## Work to complete
Every line with the string "Default" should be gathered.

(Stored data entries)
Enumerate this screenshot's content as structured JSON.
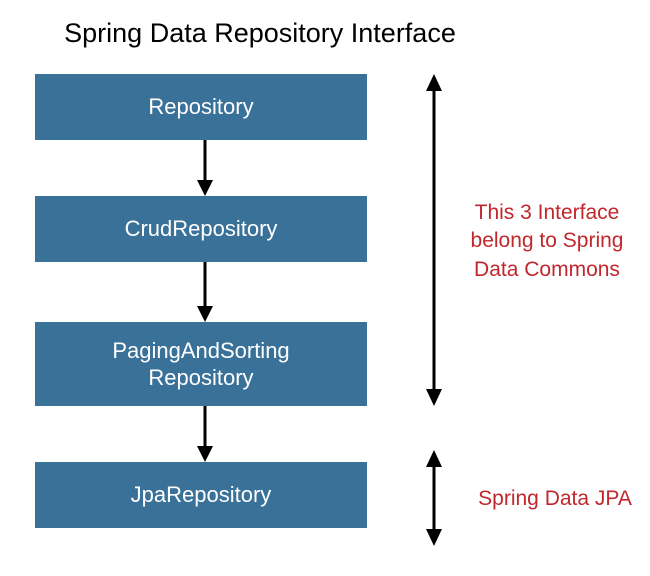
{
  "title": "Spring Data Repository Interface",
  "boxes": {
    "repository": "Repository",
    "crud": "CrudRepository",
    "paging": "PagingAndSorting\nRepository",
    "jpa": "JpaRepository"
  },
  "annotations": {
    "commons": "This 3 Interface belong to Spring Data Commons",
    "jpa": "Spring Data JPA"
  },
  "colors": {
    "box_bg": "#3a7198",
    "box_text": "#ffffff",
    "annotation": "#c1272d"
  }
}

---

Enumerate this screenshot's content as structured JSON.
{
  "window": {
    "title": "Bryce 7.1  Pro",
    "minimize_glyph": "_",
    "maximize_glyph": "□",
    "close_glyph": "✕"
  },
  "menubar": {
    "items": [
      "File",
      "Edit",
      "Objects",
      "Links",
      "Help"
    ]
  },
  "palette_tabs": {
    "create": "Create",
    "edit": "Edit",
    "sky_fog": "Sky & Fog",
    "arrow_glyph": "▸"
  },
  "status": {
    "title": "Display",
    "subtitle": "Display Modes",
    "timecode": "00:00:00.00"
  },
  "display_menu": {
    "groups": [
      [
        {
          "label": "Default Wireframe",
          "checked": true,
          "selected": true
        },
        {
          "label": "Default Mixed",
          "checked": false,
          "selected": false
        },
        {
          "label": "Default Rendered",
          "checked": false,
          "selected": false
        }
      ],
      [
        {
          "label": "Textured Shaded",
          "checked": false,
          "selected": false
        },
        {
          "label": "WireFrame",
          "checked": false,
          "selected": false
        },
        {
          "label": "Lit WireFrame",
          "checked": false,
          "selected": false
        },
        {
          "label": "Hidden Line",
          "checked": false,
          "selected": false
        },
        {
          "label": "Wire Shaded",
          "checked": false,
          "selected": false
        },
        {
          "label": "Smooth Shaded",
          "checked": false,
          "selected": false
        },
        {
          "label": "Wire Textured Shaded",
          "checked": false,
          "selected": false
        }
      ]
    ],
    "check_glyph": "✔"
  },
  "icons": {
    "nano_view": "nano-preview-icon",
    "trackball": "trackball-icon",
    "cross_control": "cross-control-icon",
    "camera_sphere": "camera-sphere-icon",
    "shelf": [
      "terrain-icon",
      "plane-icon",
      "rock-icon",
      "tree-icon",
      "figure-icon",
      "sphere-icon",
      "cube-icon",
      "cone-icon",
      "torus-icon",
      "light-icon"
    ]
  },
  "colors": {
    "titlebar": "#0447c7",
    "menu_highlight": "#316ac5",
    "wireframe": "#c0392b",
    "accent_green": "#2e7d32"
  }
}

---

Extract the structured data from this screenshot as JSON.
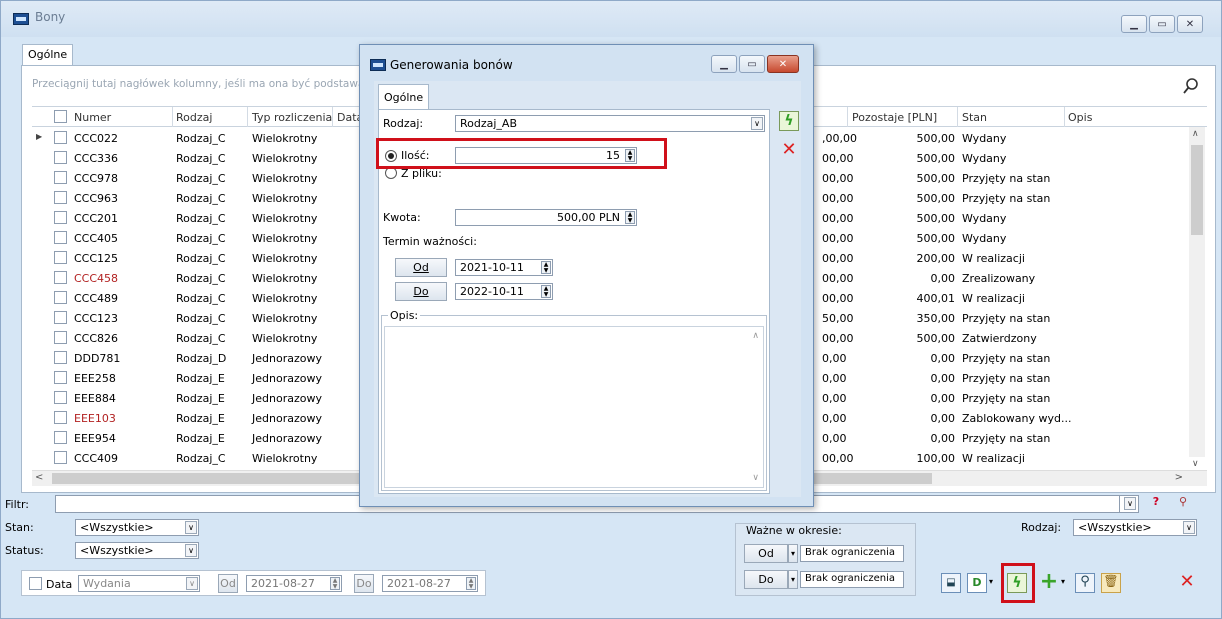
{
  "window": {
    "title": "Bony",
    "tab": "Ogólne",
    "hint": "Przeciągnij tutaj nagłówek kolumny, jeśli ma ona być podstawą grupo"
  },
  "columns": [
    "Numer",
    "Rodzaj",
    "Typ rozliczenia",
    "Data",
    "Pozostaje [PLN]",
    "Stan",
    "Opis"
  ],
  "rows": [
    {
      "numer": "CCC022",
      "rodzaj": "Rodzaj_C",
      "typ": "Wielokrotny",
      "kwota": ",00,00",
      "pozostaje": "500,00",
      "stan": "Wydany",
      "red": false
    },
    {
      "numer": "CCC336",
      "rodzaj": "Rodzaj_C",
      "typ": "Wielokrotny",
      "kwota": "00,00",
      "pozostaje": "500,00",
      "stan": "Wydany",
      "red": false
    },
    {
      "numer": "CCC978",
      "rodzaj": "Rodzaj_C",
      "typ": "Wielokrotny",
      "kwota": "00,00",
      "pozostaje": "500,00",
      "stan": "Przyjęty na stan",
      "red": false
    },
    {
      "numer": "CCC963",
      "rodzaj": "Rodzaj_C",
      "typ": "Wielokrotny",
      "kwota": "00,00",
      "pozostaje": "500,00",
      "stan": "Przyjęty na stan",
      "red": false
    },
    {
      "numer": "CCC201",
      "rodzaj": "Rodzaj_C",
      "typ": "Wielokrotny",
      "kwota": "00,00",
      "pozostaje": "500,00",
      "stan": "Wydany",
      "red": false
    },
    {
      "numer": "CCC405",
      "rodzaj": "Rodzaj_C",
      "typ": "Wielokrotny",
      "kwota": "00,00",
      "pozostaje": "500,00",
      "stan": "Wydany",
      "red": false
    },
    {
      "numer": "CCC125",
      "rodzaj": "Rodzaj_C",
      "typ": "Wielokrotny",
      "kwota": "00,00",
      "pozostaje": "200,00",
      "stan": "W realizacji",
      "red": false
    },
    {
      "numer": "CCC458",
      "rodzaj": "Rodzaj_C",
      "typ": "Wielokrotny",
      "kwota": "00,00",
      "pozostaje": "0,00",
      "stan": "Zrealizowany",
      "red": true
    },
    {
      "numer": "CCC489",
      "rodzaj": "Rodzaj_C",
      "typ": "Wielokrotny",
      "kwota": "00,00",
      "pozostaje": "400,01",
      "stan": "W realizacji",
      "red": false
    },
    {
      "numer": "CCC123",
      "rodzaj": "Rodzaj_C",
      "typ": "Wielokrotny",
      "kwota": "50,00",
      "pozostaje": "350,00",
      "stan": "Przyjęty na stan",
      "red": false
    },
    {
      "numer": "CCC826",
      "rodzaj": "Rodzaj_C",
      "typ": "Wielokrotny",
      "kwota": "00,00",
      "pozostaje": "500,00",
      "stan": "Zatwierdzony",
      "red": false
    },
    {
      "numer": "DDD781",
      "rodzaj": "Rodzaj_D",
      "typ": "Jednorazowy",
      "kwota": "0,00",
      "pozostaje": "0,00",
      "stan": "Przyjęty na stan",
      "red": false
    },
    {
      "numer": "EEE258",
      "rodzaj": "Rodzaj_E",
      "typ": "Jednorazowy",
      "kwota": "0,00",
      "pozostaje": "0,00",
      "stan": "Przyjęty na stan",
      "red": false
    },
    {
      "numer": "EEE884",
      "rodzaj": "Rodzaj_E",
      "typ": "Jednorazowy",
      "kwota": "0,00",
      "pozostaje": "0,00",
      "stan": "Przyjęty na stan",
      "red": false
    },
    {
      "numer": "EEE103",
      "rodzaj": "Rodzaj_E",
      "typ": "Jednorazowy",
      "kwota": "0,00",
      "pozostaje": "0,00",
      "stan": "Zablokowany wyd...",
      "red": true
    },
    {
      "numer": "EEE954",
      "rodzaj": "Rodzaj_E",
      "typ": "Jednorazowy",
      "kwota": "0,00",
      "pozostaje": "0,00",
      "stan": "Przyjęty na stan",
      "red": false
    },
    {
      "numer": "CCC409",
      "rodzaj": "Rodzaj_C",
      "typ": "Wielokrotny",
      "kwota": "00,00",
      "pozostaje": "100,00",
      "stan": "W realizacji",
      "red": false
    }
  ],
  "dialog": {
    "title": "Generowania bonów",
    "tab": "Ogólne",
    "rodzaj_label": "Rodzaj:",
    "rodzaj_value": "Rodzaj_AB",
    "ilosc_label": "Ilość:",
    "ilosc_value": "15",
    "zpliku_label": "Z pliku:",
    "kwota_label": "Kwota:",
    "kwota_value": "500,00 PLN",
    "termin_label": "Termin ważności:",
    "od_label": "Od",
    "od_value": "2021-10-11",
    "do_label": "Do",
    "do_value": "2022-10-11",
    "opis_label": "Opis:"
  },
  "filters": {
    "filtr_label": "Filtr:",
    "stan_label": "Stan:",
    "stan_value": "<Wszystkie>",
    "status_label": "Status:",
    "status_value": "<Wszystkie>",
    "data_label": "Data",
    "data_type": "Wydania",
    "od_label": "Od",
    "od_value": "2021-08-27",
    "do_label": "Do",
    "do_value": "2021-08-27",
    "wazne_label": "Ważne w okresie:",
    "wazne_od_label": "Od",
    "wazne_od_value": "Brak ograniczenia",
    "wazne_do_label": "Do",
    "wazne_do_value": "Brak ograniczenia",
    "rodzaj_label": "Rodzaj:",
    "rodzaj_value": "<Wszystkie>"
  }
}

## Solution to this exercise
          "label": "Default Wireframe",
          "label": "Default Mixed",
          "label": "Default Rendered",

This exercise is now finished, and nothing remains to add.